** Written instruction **
Scan the lines below for the string "document" and report how many lines contain it, giving only the number.
......
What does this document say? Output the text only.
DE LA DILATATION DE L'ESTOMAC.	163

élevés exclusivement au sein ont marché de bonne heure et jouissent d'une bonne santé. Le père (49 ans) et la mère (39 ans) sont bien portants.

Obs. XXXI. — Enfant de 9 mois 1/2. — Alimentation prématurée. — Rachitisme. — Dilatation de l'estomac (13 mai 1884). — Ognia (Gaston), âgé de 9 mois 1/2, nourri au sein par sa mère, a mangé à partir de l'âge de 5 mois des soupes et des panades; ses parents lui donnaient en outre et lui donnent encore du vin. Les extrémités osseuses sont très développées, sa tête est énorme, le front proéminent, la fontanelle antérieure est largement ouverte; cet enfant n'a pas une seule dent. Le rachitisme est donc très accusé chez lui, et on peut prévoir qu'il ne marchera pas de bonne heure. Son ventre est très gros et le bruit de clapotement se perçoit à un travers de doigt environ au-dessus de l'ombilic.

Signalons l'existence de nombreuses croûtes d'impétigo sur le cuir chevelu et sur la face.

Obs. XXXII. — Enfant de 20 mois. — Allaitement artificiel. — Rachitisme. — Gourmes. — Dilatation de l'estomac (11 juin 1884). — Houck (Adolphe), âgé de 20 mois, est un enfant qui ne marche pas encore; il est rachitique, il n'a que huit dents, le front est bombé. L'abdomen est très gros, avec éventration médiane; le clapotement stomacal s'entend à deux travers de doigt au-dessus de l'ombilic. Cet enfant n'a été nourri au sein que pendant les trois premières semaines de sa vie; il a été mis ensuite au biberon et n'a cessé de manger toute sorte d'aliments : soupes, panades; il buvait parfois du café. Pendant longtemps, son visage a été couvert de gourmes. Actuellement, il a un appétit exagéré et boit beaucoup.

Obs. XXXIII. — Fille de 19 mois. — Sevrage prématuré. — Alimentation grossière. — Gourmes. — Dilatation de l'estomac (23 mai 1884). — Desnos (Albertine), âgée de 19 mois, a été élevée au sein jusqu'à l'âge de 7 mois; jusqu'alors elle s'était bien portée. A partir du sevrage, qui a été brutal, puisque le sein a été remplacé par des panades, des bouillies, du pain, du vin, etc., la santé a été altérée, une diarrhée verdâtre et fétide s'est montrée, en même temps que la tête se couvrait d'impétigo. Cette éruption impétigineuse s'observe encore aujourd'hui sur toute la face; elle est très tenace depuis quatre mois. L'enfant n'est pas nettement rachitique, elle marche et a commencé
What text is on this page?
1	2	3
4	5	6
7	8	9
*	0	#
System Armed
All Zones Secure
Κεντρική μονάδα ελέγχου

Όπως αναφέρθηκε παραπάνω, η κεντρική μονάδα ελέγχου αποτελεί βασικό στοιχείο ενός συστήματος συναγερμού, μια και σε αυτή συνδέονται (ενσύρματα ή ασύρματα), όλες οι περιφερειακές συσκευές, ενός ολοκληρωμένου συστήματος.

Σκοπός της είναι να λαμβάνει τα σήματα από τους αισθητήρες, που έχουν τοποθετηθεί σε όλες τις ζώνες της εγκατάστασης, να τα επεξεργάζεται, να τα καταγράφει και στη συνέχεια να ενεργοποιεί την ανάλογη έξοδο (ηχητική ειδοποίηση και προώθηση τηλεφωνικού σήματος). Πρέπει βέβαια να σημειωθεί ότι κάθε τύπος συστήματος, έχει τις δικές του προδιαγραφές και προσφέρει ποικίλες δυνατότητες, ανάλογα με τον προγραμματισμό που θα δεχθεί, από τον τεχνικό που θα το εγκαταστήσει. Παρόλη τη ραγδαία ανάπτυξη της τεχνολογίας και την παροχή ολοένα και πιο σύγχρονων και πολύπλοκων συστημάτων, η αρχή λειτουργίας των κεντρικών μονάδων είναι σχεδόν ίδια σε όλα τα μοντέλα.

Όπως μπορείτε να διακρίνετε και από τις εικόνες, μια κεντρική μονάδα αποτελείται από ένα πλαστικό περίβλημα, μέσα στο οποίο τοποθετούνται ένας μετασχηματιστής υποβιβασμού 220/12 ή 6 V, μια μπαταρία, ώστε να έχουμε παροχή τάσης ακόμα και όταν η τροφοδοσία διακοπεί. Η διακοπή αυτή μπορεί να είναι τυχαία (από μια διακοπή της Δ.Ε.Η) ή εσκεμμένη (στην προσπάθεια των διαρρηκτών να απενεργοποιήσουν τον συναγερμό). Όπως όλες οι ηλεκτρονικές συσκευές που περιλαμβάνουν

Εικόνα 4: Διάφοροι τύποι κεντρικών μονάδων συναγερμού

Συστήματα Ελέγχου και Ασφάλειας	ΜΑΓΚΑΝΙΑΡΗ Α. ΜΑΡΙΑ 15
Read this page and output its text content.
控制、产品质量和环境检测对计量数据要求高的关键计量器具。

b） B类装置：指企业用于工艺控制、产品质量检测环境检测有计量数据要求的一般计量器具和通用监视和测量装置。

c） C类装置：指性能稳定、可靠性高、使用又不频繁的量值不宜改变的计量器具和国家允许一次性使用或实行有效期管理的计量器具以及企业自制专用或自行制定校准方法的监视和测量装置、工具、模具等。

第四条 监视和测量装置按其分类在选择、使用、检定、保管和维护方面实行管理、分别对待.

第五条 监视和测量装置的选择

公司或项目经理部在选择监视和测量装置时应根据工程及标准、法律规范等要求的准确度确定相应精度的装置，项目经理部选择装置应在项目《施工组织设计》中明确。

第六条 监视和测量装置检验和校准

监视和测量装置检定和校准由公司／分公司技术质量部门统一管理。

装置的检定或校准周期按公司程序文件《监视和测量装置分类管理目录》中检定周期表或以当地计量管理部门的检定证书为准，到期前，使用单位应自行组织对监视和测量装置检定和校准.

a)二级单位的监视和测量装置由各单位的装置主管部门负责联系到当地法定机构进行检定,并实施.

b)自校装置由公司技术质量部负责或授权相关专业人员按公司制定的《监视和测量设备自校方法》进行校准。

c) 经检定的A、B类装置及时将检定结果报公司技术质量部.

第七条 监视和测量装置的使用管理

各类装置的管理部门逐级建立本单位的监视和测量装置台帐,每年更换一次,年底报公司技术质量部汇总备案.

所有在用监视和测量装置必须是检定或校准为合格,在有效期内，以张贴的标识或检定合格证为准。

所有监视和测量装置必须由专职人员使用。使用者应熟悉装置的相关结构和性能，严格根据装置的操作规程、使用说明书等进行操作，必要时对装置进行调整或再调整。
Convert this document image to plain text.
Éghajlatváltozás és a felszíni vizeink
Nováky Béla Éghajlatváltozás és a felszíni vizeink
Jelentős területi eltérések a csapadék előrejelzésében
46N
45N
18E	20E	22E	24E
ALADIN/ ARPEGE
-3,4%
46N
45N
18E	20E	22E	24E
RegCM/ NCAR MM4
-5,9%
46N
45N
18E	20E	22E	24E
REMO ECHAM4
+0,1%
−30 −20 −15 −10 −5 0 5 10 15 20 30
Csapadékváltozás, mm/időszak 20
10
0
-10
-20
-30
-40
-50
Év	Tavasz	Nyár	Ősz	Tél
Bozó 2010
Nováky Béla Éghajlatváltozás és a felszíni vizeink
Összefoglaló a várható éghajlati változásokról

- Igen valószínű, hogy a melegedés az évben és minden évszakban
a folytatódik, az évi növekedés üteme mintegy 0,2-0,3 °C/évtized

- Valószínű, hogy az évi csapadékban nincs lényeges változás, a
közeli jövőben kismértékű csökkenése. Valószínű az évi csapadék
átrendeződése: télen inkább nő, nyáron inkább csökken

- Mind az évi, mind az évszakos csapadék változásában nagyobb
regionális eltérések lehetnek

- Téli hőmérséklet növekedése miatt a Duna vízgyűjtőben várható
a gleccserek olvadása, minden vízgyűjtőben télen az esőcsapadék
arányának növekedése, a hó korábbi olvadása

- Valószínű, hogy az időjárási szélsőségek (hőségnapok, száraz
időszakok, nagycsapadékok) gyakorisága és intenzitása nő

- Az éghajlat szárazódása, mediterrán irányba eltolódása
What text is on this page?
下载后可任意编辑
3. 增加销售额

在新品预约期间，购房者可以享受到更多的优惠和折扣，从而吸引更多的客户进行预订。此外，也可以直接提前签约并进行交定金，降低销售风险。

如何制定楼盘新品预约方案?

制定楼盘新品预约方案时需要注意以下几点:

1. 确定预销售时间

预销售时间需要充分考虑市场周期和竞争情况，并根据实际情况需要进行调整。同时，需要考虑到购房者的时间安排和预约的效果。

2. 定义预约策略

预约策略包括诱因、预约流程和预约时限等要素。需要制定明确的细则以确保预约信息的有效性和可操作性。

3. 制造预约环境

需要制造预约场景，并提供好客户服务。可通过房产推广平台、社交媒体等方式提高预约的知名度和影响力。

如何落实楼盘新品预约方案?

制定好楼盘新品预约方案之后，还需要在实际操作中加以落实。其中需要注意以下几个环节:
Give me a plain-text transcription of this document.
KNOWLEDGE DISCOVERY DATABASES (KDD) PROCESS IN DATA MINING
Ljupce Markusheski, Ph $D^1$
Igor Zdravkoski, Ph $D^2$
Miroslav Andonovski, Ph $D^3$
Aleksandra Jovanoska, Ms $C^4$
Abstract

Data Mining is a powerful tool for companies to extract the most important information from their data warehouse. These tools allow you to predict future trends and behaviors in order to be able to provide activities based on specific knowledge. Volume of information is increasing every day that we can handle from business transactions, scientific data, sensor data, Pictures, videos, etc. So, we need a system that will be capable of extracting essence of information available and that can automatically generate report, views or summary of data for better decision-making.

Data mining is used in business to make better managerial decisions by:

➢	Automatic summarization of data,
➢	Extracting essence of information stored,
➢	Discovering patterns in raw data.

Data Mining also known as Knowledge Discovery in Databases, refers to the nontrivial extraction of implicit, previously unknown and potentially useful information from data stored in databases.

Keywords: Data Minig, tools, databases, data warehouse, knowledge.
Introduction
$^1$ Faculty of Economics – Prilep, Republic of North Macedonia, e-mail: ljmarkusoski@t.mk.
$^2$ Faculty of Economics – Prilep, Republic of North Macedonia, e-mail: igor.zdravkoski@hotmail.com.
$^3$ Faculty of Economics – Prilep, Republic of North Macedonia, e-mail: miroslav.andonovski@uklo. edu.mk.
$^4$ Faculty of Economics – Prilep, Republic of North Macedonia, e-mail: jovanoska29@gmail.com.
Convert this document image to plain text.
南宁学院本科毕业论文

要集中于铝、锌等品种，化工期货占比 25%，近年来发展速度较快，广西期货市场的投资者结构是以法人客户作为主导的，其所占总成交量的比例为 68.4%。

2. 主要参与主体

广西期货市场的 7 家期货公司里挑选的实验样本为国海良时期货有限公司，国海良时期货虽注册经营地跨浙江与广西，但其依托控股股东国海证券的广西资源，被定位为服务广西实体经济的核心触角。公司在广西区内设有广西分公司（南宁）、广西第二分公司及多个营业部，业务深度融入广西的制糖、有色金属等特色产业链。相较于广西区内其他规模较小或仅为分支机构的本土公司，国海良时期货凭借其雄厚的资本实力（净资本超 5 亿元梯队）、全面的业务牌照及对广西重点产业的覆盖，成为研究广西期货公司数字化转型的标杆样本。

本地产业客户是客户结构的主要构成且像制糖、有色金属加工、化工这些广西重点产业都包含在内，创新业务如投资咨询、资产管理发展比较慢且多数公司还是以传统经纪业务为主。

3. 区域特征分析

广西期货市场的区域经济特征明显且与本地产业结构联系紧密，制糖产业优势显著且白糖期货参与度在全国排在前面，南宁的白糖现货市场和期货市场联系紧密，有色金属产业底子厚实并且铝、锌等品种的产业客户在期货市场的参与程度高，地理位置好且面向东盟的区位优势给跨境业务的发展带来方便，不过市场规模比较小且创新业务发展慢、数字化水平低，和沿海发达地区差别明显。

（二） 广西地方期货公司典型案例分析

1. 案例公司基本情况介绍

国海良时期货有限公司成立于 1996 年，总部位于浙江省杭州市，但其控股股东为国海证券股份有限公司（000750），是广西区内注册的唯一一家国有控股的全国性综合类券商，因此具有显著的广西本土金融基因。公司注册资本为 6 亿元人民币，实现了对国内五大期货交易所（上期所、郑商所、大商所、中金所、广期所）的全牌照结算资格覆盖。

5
......
** Exercise answer **
4